EXERCISE PROMPT:
Reproduce the data that follows in its entirety, character for character.

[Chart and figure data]
------------
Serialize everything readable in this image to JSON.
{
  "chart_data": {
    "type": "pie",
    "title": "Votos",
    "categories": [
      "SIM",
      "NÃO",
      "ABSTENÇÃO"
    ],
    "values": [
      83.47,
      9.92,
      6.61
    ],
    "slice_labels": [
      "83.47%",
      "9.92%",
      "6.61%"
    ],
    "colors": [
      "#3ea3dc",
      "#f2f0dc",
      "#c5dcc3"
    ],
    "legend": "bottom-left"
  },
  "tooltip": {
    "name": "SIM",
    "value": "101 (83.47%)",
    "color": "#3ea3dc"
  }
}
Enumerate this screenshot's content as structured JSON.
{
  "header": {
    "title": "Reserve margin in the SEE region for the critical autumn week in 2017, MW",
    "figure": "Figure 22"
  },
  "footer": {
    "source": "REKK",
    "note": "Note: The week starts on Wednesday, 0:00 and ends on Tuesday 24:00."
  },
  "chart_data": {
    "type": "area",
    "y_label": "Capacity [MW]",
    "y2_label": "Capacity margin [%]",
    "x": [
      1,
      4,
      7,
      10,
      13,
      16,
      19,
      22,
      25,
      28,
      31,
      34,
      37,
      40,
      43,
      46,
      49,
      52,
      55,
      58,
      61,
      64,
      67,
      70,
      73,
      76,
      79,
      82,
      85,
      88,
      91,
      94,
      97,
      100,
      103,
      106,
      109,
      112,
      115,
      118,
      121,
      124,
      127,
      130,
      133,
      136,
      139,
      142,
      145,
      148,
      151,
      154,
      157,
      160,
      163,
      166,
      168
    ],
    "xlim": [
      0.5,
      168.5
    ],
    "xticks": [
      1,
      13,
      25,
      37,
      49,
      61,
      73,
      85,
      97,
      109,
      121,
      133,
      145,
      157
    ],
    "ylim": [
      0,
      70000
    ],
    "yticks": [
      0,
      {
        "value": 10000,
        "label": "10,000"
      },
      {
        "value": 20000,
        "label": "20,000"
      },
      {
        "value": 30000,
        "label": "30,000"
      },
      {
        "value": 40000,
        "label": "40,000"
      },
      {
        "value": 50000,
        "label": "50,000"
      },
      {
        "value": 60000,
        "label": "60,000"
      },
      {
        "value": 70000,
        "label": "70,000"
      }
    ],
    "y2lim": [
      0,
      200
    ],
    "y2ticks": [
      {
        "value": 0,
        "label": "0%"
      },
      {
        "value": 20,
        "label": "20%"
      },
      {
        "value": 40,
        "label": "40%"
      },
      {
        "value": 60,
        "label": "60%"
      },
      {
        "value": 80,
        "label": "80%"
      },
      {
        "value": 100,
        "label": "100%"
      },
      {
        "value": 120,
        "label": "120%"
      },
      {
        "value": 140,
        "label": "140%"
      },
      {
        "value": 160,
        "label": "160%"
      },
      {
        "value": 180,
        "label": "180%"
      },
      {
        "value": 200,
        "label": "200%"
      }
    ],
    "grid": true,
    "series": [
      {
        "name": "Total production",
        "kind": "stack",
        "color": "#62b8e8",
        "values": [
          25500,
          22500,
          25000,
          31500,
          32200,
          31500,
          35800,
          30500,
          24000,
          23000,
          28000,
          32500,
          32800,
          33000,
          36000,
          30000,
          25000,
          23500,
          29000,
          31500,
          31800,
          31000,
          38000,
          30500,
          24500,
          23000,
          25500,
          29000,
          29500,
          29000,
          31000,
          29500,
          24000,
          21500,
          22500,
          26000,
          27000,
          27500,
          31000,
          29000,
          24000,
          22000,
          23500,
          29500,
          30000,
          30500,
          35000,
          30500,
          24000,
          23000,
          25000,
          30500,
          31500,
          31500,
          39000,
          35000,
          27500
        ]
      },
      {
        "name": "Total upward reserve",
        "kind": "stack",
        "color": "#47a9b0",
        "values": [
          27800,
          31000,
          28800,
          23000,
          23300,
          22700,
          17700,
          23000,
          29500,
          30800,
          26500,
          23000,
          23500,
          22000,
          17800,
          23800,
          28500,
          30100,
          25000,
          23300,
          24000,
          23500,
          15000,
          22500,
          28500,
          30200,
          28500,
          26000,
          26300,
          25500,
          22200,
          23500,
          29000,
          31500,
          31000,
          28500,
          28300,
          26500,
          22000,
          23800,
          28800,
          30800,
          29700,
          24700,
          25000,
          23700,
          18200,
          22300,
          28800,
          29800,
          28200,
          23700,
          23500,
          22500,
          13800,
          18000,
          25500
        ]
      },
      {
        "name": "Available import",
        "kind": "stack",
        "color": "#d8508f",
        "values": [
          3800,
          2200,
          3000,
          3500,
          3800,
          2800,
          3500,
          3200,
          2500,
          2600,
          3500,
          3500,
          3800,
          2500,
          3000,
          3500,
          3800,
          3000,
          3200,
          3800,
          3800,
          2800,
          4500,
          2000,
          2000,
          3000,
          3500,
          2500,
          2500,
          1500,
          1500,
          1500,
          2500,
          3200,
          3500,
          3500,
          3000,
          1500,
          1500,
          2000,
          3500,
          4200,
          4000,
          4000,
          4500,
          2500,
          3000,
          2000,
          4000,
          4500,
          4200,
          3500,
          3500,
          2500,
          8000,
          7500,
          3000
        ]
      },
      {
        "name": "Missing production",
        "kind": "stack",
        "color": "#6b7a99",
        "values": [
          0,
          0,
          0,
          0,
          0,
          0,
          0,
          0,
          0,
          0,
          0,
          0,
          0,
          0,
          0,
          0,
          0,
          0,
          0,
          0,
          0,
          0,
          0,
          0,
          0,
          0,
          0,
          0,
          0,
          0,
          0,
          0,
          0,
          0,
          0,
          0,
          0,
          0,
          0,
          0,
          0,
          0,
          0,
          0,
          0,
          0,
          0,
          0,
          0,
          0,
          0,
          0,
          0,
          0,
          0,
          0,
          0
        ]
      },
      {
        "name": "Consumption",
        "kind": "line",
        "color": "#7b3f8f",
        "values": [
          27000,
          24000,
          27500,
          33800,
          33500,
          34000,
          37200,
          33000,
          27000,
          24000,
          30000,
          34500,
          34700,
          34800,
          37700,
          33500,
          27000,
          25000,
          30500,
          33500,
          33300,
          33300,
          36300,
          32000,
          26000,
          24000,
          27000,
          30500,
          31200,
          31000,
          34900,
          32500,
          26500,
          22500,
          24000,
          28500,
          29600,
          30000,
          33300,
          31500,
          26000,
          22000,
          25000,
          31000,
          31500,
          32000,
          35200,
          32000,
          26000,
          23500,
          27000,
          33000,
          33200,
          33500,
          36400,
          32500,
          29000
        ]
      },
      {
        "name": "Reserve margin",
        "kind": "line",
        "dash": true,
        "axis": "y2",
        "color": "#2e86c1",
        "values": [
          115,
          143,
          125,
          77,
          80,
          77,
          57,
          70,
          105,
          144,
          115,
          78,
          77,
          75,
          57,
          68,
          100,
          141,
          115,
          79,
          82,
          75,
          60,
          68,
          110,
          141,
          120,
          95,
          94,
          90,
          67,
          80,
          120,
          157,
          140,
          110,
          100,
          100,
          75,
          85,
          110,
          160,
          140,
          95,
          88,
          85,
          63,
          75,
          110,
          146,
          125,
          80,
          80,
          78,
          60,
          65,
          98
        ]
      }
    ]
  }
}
------------
ANSWER TO THIS EXERCISE:
Serialize everything readable in this image to JSON.
{
  "chart_data": {
    "type": "pie",
    "title": "Votos",
    "categories": [
      "SIM",
      "NÃO",
      "ABSTENÇÃO"
    ],
    "values": [
      83.47,
      9.92,
      6.61
    ],
    "slice_labels": [
      "83.47%",
      "9.92%",
      "6.61%"
    ],
    "colors": [
      "#3ea3dc",
      "#f2f0dc",
      "#c5dcc3"
    ],
    "legend": "bottom-left"
  },
  "tooltip": {
    "name": "SIM",
    "value": "101 (83.47%)",
    "color": "#3ea3dc"
  }
}
Enumerate this screenshot's content as structured JSON.
{
  "header": {
    "title": "Reserve margin in the SEE region for the critical autumn week in 2017, MW",
    "figure": "Figure 22"
  },
  "footer": {
    "source": "REKK",
    "note": "Note: The week starts on Wednesday, 0:00 and ends on Tuesday 24:00."
  },
  "chart_data": {
    "type": "area",
    "y_label": "Capacity [MW]",
    "y2_label": "Capacity margin [%]",
    "x": [
      1,
      4,
      7,
      10,
      13,
      16,
      19,
      22,
      25,
      28,
      31,
      34,
      37,
      40,
      43,
      46,
      49,
      52,
      55,
      58,
      61,
      64,
      67,
      70,
      73,
      76,
      79,
      82,
      85,
      88,
      91,
      94,
      97,
      100,
      103,
      106,
      109,
      112,
      115,
      118,
      121,
      124,
      127,
      130,
      133,
      136,
      139,
      142,
      145,
      148,
      151,
      154,
      157,
      160,
      163,
      166,
      168
    ],
    "xlim": [
      0.5,
      168.5
    ],
    "xticks": [
      1,
      13,
      25,
      37,
      49,
      61,
      73,
      85,
      97,
      109,
      121,
      133,
      145,
      157
    ],
    "ylim": [
      0,
      70000
    ],
    "yticks": [
      0,
      {
        "value": 10000,
        "label": "10,000"
      },
      {
        "value": 20000,
        "label": "20,000"
      },
      {
        "value": 30000,
        "label": "30,000"
      },
      {
        "value": 40000,
        "label": "40,000"
      },
      {
        "value": 50000,
        "label": "50,000"
      },
      {
        "value": 60000,
        "label": "60,000"
      },
      {
        "value": 70000,
        "label": "70,000"
      }
    ],
    "y2lim": [
      0,
      200
    ],
    "y2ticks": [
      {
        "value": 0,
        "label": "0%"
      },
      {
        "value": 20,
        "label": "20%"
      },
      {
        "value": 40,
        "label": "40%"
      },
      {
        "value": 60,
        "label": "60%"
      },
      {
        "value": 80,
        "label": "80%"
      },
      {
        "value": 100,
        "label": "100%"
      },
      {
        "value": 120,
        "label": "120%"
      },
      {
        "value": 140,
        "label": "140%"
      },
      {
        "value": 160,
        "label": "160%"
      },
      {
        "value": 180,
        "label": "180%"
      },
      {
        "value": 200,
        "label": "200%"
      }
    ],
    "grid": true,
    "series": [
      {
        "name": "Total production",
        "kind": "stack",
        "color": "#62b8e8",
        "values": [
          25500,
          22500,
          25000,
          31500,
          32200,
          31500,
          35800,
          30500,
          24000,
          23000,
          28000,
          32500,
          32800,
          33000,
          36000,
          30000,
          25000,
          23500,
          29000,
          31500,
          31800,
          31000,
          38000,
          30500,
          24500,
          23000,
          25500,
          29000,
          29500,
          29000,
          31000,
          29500,
          24000,
          21500,
          22500,
          26000,
          27000,
          27500,
          31000,
          29000,
          24000,
          22000,
          23500,
          29500,
          30000,
          30500,
          35000,
          30500,
          24000,
          23000,
          25000,
          30500,
          31500,
          31500,
          39000,
          35000,
          27500
        ]
      },
      {
        "name": "Total upward reserve",
        "kind": "stack",
        "color": "#47a9b0",
        "values": [
          27800,
          31000,
          28800,
          23000,
          23300,
          22700,
          17700,
          23000,
          29500,
          30800,
          26500,
          23000,
          23500,
          22000,
          17800,
          23800,
          28500,
          30100,
          25000,
          23300,
          24000,
          23500,
          15000,
          22500,
          28500,
          30200,
          28500,
          26000,
          26300,
          25500,
          22200,
          23500,
          29000,
          31500,
          31000,
          28500,
          28300,
          26500,
          22000,
          23800,
          28800,
          30800,
          29700,
          24700,
          25000,
          23700,
          18200,
          22300,
          28800,
          29800,
          28200,
          23700,
          23500,
          22500,
          13800,
          18000,
          25500
        ]
      },
      {
        "name": "Available import",
        "kind": "stack",
        "color": "#d8508f",
        "values": [
          3800,
          2200,
          3000,
          3500,
          3800,
          2800,
          3500,
          3200,
          2500,
          2600,
          3500,
          3500,
          3800,
          2500,
          3000,
          3500,
          3800,
          3000,
          3200,
          3800,
          3800,
          2800,
          4500,
          2000,
          2000,
          3000,
          3500,
          2500,
          2500,
          1500,
          1500,
          1500,
          2500,
          3200,
          3500,
          3500,
          3000,
          1500,
          1500,
          2000,
          3500,
          4200,
          4000,
          4000,
          4500,
          2500,
          3000,
          2000,
          4000,
          4500,
          4200,
          3500,
          3500,
          2500,
          8000,
          7500,
          3000
        ]
      },
      {
        "name": "Missing production",
        "kind": "stack",
        "color": "#6b7a99",
        "values": [
          0,
          0,
          0,
          0,
          0,
          0,
          0,
          0,
          0,
          0,
          0,
          0,
          0,
          0,
          0,
          0,
          0,
          0,
          0,
          0,
          0,
          0,
          0,
          0,
          0,
          0,
          0,
          0,
          0,
          0,
          0,
          0,
          0,
          0,
          0,
          0,
          0,
          0,
          0,
          0,
          0,
          0,
          0,
          0,
          0,
          0,
          0,
          0,
          0,
          0,
          0,
          0,
          0,
          0,
          0,
          0,
          0
        ]
      },
      {
        "name": "Consumption",
        "kind": "line",
        "color": "#7b3f8f",
        "values": [
          27000,
          24000,
          27500,
          33800,
          33500,
          34000,
          37200,
          33000,
          27000,
          24000,
          30000,
          34500,
          34700,
          34800,
          37700,
          33500,
          27000,
          25000,
          30500,
          33500,
          33300,
          33300,
          36300,
          32000,
          26000,
          24000,
          27000,
          30500,
          31200,
          31000,
          34900,
          32500,
          26500,
          22500,
          24000,
          28500,
          29600,
          30000,
          33300,
          31500,
          26000,
          22000,
          25000,
          31000,
          31500,
          32000,
          35200,
          32000,
          26000,
          23500,
          27000,
          33000,
          33200,
          33500,
          36400,
          32500,
          29000
        ]
      },
      {
        "name": "Reserve margin",
        "kind": "line",
        "dash": true,
        "axis": "y2",
        "color": "#2e86c1",
        "values": [
          115,
          143,
          125,
          77,
          80,
          77,
          57,
          70,
          105,
          144,
          115,
          78,
          77,
          75,
          57,
          68,
          100,
          141,
          115,
          79,
          82,
          75,
          60,
          68,
          110,
          141,
          120,
          95,
          94,
          90,
          67,
          80,
          120,
          157,
          140,
          110,
          100,
          100,
          75,
          85,
          110,
          160,
          140,
          95,
          88,
          85,
          63,
          75,
          110,
          146,
          125,
          80,
          80,
          78,
          60,
          65,
          98
        ]
      }
    ]
  }
}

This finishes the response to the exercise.